■ Source data
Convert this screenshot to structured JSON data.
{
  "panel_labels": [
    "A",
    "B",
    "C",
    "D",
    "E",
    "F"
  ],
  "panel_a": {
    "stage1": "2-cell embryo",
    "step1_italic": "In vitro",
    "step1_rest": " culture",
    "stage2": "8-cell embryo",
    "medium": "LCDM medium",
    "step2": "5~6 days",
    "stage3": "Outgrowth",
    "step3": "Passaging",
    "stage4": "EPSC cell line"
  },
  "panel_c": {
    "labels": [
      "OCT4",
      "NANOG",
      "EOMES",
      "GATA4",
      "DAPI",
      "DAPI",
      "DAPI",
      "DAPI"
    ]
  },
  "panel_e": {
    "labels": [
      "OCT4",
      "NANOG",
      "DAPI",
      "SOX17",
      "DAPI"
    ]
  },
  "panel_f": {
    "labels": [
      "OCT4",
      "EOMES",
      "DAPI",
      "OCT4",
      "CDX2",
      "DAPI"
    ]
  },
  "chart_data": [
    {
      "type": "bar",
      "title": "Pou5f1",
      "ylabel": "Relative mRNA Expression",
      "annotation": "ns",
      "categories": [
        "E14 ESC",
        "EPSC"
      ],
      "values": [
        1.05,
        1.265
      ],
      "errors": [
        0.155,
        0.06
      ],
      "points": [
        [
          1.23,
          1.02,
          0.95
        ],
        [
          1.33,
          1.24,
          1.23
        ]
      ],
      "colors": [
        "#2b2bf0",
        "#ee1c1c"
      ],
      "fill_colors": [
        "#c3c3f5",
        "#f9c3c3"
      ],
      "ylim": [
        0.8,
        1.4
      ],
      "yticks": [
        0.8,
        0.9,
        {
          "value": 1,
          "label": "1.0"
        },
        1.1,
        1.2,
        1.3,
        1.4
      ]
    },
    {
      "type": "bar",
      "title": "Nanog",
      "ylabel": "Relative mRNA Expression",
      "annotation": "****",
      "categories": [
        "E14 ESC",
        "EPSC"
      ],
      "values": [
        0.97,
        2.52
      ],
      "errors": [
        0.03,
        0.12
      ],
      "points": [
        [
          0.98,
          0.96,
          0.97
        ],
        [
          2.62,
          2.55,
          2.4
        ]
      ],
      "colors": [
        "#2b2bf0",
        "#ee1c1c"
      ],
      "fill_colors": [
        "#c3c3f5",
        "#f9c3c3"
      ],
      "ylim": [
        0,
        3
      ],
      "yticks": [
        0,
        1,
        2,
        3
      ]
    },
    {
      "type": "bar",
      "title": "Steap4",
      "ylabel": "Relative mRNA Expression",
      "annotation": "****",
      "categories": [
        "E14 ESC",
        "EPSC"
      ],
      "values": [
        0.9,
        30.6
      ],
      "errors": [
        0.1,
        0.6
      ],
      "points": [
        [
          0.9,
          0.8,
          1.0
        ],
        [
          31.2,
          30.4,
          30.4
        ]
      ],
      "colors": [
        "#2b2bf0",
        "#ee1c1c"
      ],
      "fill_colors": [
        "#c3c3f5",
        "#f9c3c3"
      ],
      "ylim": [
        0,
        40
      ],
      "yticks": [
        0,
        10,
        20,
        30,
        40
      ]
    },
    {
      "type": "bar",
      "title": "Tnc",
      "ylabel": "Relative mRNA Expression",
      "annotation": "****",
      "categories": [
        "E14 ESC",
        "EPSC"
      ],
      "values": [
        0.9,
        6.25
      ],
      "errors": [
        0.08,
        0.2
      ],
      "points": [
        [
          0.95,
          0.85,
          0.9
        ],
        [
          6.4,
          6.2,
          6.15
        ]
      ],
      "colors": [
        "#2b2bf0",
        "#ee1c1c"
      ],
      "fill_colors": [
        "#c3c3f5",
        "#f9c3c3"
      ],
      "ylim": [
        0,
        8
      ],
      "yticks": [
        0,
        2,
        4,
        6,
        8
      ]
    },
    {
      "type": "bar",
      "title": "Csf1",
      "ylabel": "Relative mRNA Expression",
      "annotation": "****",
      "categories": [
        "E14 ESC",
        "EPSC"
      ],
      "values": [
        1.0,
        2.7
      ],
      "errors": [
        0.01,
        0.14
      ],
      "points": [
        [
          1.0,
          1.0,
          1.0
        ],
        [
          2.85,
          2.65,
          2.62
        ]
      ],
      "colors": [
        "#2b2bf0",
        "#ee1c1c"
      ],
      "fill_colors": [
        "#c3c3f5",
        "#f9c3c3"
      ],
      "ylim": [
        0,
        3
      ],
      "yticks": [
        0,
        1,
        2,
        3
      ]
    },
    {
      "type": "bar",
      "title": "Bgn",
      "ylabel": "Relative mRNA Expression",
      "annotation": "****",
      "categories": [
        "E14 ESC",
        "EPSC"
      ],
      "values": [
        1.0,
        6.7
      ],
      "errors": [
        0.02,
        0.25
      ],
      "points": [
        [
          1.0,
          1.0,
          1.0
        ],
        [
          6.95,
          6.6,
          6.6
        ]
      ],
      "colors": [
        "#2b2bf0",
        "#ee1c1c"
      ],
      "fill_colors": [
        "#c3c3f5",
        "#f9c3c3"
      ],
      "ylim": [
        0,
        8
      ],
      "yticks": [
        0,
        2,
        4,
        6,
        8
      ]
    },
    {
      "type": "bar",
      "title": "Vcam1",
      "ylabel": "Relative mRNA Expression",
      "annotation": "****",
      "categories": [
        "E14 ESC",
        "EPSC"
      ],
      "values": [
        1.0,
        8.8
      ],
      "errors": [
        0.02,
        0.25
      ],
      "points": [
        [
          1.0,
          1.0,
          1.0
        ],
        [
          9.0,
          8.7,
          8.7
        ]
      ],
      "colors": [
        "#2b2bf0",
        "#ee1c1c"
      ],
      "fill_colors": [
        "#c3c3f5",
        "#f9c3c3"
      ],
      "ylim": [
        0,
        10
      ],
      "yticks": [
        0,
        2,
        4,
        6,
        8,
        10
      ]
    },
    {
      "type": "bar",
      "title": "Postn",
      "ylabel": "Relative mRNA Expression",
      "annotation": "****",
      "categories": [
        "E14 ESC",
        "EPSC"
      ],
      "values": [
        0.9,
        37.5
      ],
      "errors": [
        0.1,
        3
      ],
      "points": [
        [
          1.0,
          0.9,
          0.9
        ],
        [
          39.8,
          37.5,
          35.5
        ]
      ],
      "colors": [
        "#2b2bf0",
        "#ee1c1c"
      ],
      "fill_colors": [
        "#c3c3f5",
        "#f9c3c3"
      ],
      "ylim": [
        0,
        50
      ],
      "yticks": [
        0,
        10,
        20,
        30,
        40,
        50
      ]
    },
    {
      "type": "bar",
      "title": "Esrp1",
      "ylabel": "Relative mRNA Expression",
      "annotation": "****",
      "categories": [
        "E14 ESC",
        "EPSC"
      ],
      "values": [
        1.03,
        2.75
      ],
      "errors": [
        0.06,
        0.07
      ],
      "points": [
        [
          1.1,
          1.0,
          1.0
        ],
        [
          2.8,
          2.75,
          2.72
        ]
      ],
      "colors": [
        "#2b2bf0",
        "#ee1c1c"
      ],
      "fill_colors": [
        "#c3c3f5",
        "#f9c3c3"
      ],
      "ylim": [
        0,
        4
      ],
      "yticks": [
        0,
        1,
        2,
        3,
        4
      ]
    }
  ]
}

■ The problem
Exactly as they appear above, set down all of the records once more.

■ Response
Convert this screenshot to structured JSON data.
{
  "panel_labels": [
    "A",
    "B",
    "C",
    "D",
    "E",
    "F"
  ],
  "panel_a": {
    "stage1": "2-cell embryo",
    "step1_italic": "In vitro",
    "step1_rest": " culture",
    "stage2": "8-cell embryo",
    "medium": "LCDM medium",
    "step2": "5~6 days",
    "stage3": "Outgrowth",
    "step3": "Passaging",
    "stage4": "EPSC cell line"
  },
  "panel_c": {
    "labels": [
      "OCT4",
      "NANOG",
      "EOMES",
      "GATA4",
      "DAPI",
      "DAPI",
      "DAPI",
      "DAPI"
    ]
  },
  "panel_e": {
    "labels": [
      "OCT4",
      "NANOG",
      "DAPI",
      "SOX17",
      "DAPI"
    ]
  },
  "panel_f": {
    "labels": [
      "OCT4",
      "EOMES",
      "DAPI",
      "OCT4",
      "CDX2",
      "DAPI"
    ]
  },
  "chart_data": [
    {
      "type": "bar",
      "title": "Pou5f1",
      "ylabel": "Relative mRNA Expression",
      "annotation": "ns",
      "categories": [
        "E14 ESC",
        "EPSC"
      ],
      "values": [
        1.05,
        1.265
      ],
      "errors": [
        0.155,
        0.06
      ],
      "points": [
        [
          1.23,
          1.02,
          0.95
        ],
        [
          1.33,
          1.24,
          1.23
        ]
      ],
      "colors": [
        "#2b2bf0",
        "#ee1c1c"
      ],
      "fill_colors": [
        "#c3c3f5",
        "#f9c3c3"
      ],
      "ylim": [
        0.8,
        1.4
      ],
      "yticks": [
        0.8,
        0.9,
        {
          "value": 1,
          "label": "1.0"
        },
        1.1,
        1.2,
        1.3,
        1.4
      ]
    },
    {
      "type": "bar",
      "title": "Nanog",
      "ylabel": "Relative mRNA Expression",
      "annotation": "****",
      "categories": [
        "E14 ESC",
        "EPSC"
      ],
      "values": [
        0.97,
        2.52
      ],
      "errors": [
        0.03,
        0.12
      ],
      "points": [
        [
          0.98,
          0.96,
          0.97
        ],
        [
          2.62,
          2.55,
          2.4
        ]
      ],
      "colors": [
        "#2b2bf0",
        "#ee1c1c"
      ],
      "fill_colors": [
        "#c3c3f5",
        "#f9c3c3"
      ],
      "ylim": [
        0,
        3
      ],
      "yticks": [
        0,
        1,
        2,
        3
      ]
    },
    {
      "type": "bar",
      "title": "Steap4",
      "ylabel": "Relative mRNA Expression",
      "annotation": "****",
      "categories": [
        "E14 ESC",
        "EPSC"
      ],
      "values": [
        0.9,
        30.6
      ],
      "errors": [
        0.1,
        0.6
      ],
      "points": [
        [
          0.9,
          0.8,
          1.0
        ],
        [
          31.2,
          30.4,
          30.4
        ]
      ],
      "colors": [
        "#2b2bf0",
        "#ee1c1c"
      ],
      "fill_colors": [
        "#c3c3f5",
        "#f9c3c3"
      ],
      "ylim": [
        0,
        40
      ],
      "yticks": [
        0,
        10,
        20,
        30,
        40
      ]
    },
    {
      "type": "bar",
      "title": "Tnc",
      "ylabel": "Relative mRNA Expression",
      "annotation": "****",
      "categories": [
        "E14 ESC",
        "EPSC"
      ],
      "values": [
        0.9,
        6.25
      ],
      "errors": [
        0.08,
        0.2
      ],
      "points": [
        [
          0.95,
          0.85,
          0.9
        ],
        [
          6.4,
          6.2,
          6.15
        ]
      ],
      "colors": [
        "#2b2bf0",
        "#ee1c1c"
      ],
      "fill_colors": [
        "#c3c3f5",
        "#f9c3c3"
      ],
      "ylim": [
        0,
        8
      ],
      "yticks": [
        0,
        2,
        4,
        6,
        8
      ]
    },
    {
      "type": "bar",
      "title": "Csf1",
      "ylabel": "Relative mRNA Expression",
      "annotation": "****",
      "categories": [
        "E14 ESC",
        "EPSC"
      ],
      "values": [
        1.0,
        2.7
      ],
      "errors": [
        0.01,
        0.14
      ],
      "points": [
        [
          1.0,
          1.0,
          1.0
        ],
        [
          2.85,
          2.65,
          2.62
        ]
      ],
      "colors": [
        "#2b2bf0",
        "#ee1c1c"
      ],
      "fill_colors": [
        "#c3c3f5",
        "#f9c3c3"
      ],
      "ylim": [
        0,
        3
      ],
      "yticks": [
        0,
        1,
        2,
        3
      ]
    },
    {
      "type": "bar",
      "title": "Bgn",
      "ylabel": "Relative mRNA Expression",
      "annotation": "****",
      "categories": [
        "E14 ESC",
        "EPSC"
      ],
      "values": [
        1.0,
        6.7
      ],
      "errors": [
        0.02,
        0.25
      ],
      "points": [
        [
          1.0,
          1.0,
          1.0
        ],
        [
          6.95,
          6.6,
          6.6
        ]
      ],
      "colors": [
        "#2b2bf0",
        "#ee1c1c"
      ],
      "fill_colors": [
        "#c3c3f5",
        "#f9c3c3"
      ],
      "ylim": [
        0,
        8
      ],
      "yticks": [
        0,
        2,
        4,
        6,
        8
      ]
    },
    {
      "type": "bar",
      "title": "Vcam1",
      "ylabel": "Relative mRNA Expression",
      "annotation": "****",
      "categories": [
        "E14 ESC",
        "EPSC"
      ],
      "values": [
        1.0,
        8.8
      ],
      "errors": [
        0.02,
        0.25
      ],
      "points": [
        [
          1.0,
          1.0,
          1.0
        ],
        [
          9.0,
          8.7,
          8.7
        ]
      ],
      "colors": [
        "#2b2bf0",
        "#ee1c1c"
      ],
      "fill_colors": [
        "#c3c3f5",
        "#f9c3c3"
      ],
      "ylim": [
        0,
        10
      ],
      "yticks": [
        0,
        2,
        4,
        6,
        8,
        10
      ]
    },
    {
      "type": "bar",
      "title": "Postn",
      "ylabel": "Relative mRNA Expression",
      "annotation": "****",
      "categories": [
        "E14 ESC",
        "EPSC"
      ],
      "values": [
        0.9,
        37.5
      ],
      "errors": [
        0.1,
        3
      ],
      "points": [
        [
          1.0,
          0.9,
          0.9
        ],
        [
          39.8,
          37.5,
          35.5
        ]
      ],
      "colors": [
        "#2b2bf0",
        "#ee1c1c"
      ],
      "fill_colors": [
        "#c3c3f5",
        "#f9c3c3"
      ],
      "ylim": [
        0,
        50
      ],
      "yticks": [
        0,
        10,
        20,
        30,
        40,
        50
      ]
    },
    {
      "type": "bar",
      "title": "Esrp1",
      "ylabel": "Relative mRNA Expression",
      "annotation": "****",
      "categories": [
        "E14 ESC",
        "EPSC"
      ],
      "values": [
        1.03,
        2.75
      ],
      "errors": [
        0.06,
        0.07
      ],
      "points": [
        [
          1.1,
          1.0,
          1.0
        ],
        [
          2.8,
          2.75,
          2.72
        ]
      ],
      "colors": [
        "#2b2bf0",
        "#ee1c1c"
      ],
      "fill_colors": [
        "#c3c3f5",
        "#f9c3c3"
      ],
      "ylim": [
        0,
        4
      ],
      "yticks": [
        0,
        1,
        2,
        3,
        4
      ]
    }
  ]
}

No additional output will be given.